## Instructions for the task
Count how many lines below contain the word "класифікація", then give that number alone.

##### Given data

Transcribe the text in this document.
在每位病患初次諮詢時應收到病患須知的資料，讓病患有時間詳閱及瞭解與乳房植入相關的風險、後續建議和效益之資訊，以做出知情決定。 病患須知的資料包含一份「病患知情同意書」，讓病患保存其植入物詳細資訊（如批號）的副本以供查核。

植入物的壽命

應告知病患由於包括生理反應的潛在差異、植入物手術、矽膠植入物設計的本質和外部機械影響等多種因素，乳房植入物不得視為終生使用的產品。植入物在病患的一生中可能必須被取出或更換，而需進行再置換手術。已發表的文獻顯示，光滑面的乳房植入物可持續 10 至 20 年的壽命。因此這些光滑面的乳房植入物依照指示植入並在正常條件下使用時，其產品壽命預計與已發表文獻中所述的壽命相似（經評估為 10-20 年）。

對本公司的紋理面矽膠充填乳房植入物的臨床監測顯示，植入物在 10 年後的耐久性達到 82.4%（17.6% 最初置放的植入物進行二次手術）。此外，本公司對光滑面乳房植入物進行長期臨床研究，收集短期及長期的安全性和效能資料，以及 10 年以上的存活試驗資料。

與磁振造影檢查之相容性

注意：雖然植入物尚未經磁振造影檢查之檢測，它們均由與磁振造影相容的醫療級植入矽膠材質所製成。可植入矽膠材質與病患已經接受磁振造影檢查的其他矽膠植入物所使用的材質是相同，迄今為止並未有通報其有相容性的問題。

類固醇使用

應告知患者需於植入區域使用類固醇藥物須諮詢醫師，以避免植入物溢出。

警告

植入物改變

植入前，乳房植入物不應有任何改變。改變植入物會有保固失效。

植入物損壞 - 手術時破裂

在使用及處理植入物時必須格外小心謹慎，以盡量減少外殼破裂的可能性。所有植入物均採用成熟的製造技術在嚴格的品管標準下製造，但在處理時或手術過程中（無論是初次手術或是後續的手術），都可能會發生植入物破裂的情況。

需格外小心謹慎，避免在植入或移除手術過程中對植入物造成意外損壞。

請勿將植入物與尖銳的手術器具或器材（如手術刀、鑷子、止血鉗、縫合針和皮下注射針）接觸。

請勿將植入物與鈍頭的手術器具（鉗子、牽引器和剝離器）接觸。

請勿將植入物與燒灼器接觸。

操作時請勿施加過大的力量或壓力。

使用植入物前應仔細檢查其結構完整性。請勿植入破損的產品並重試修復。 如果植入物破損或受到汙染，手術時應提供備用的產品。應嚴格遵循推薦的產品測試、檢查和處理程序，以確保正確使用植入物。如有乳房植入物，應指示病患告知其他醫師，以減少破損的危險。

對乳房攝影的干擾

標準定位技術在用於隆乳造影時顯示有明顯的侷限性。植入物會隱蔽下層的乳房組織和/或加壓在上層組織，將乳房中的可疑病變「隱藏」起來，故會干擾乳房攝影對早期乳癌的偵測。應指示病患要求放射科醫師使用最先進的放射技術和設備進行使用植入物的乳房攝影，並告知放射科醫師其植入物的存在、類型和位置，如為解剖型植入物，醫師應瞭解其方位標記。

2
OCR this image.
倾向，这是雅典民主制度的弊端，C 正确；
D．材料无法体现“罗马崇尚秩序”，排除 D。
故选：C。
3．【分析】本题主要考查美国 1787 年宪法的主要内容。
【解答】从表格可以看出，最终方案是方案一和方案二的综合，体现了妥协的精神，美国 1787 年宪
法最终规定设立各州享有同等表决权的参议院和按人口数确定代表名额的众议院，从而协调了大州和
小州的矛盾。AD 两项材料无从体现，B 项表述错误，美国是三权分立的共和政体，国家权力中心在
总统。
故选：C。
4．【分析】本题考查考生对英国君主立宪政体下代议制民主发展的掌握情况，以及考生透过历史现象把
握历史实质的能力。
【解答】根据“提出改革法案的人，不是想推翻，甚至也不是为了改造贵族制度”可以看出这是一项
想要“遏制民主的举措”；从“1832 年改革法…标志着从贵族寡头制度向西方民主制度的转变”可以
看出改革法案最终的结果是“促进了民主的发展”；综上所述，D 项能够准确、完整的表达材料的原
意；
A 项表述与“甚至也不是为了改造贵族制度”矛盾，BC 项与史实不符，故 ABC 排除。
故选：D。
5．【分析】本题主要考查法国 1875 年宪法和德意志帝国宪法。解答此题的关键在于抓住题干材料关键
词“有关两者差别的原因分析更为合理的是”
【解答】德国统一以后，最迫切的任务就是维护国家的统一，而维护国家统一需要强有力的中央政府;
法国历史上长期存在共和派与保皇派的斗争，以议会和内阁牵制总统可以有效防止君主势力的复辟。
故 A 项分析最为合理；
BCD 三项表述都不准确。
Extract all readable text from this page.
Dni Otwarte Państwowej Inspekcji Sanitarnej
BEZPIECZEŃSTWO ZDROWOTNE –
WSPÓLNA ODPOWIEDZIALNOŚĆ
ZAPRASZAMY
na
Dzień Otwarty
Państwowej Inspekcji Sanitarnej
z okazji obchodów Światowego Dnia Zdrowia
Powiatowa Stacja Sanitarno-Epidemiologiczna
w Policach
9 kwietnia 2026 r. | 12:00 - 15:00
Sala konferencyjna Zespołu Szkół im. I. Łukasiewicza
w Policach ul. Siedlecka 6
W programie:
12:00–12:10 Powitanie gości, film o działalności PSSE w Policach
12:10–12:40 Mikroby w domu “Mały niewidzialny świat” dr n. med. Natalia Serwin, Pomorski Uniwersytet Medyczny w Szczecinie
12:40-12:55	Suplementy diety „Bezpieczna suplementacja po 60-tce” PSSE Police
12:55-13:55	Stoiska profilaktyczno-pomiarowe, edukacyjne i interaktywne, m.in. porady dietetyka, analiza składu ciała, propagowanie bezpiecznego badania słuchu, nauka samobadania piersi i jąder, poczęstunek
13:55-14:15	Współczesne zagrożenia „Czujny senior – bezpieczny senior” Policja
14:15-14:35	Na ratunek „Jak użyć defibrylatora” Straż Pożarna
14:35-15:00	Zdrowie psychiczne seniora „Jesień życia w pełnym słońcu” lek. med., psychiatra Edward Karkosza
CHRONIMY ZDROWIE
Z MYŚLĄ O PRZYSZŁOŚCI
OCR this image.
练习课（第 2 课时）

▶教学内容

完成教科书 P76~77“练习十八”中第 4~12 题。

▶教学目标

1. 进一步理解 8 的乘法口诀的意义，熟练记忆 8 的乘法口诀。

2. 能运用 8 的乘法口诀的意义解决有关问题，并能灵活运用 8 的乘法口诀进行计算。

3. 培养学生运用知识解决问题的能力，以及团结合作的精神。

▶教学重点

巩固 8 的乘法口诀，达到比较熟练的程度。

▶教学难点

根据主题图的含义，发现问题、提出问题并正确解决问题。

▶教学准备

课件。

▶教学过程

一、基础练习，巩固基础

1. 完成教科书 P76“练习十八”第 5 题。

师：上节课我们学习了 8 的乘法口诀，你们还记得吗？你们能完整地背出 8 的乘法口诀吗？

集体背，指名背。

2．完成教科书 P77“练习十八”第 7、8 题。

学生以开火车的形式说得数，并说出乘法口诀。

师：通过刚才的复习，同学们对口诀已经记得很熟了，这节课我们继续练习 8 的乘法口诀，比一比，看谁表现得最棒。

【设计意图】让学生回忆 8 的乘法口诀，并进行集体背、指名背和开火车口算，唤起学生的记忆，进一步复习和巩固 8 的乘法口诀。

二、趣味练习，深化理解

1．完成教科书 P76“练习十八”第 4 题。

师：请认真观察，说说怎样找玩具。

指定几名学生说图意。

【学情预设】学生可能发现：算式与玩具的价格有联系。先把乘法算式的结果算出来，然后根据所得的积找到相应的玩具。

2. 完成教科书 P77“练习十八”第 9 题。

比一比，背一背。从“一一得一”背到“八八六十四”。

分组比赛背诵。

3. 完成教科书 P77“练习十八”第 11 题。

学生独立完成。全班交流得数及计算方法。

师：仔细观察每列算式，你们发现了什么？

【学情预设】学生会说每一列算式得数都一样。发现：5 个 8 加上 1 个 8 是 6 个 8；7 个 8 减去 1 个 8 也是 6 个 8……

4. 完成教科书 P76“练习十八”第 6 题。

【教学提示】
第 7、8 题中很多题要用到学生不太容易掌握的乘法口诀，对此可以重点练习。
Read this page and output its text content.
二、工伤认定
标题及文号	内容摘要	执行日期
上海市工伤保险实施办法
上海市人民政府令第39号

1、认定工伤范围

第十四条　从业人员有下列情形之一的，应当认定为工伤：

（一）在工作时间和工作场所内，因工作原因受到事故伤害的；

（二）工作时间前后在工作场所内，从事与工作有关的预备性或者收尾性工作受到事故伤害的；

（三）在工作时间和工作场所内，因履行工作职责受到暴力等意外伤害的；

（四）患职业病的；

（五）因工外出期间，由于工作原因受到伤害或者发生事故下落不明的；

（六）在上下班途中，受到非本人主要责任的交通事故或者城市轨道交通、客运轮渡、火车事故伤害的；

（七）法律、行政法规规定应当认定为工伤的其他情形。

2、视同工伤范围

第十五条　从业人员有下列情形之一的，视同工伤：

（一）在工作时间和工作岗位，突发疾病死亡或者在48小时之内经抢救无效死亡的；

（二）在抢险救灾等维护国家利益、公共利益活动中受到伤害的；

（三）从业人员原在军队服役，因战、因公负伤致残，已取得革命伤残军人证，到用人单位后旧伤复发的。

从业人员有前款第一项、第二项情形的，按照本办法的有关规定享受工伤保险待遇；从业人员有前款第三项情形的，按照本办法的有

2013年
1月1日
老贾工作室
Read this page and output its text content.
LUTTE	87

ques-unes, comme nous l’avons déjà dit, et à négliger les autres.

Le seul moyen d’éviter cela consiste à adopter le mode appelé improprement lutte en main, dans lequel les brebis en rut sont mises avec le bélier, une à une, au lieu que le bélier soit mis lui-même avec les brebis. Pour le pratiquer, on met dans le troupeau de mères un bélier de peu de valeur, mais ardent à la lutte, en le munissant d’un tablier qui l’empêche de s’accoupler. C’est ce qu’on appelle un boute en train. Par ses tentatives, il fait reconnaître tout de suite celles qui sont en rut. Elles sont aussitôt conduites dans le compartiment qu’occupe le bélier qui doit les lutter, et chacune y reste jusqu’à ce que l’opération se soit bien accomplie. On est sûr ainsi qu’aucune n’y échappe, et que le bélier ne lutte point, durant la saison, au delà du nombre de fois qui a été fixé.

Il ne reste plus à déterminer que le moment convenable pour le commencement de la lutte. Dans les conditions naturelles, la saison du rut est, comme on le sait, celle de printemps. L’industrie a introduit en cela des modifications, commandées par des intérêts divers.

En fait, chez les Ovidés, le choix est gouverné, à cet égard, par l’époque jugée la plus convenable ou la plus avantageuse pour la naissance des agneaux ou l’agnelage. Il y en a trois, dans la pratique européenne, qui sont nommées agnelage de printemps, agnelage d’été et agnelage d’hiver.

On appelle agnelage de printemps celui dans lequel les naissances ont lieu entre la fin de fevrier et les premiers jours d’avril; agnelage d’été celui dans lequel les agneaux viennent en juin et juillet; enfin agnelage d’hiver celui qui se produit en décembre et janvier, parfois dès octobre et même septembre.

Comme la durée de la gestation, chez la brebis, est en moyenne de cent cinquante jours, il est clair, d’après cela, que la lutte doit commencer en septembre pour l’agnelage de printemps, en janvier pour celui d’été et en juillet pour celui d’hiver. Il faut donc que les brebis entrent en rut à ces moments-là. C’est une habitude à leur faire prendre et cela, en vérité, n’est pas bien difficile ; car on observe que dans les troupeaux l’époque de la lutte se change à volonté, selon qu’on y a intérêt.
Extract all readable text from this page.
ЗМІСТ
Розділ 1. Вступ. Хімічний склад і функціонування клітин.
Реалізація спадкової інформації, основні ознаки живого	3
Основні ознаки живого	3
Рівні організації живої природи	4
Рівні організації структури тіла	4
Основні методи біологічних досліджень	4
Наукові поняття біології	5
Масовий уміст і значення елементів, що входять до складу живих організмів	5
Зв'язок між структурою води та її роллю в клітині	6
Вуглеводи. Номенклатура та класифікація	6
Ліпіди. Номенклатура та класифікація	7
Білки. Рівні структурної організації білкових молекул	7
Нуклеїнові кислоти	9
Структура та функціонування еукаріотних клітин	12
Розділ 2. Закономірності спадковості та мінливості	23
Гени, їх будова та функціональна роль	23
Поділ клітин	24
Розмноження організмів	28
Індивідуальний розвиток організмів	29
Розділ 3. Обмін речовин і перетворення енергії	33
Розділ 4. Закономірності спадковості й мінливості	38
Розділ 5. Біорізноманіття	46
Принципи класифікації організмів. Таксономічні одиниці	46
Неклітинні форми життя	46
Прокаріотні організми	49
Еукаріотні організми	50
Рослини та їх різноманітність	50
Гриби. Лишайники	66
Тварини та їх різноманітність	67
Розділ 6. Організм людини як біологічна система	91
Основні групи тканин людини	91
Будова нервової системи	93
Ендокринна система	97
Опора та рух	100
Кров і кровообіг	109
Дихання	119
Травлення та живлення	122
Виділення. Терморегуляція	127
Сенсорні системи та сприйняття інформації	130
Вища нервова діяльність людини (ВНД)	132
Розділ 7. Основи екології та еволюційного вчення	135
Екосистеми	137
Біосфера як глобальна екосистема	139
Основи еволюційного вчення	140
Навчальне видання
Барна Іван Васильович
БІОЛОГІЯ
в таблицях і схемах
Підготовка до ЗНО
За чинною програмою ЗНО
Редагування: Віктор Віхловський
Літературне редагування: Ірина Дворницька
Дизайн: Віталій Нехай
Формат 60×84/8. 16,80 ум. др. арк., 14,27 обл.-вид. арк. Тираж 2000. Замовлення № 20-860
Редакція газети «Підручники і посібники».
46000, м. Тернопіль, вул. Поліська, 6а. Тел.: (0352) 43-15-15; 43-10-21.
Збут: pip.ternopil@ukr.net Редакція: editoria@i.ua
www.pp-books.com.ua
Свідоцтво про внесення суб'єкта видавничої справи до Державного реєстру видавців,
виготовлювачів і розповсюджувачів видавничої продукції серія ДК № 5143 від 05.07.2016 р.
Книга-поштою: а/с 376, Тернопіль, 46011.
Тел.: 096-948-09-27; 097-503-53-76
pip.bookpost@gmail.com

##########

## Written solution
2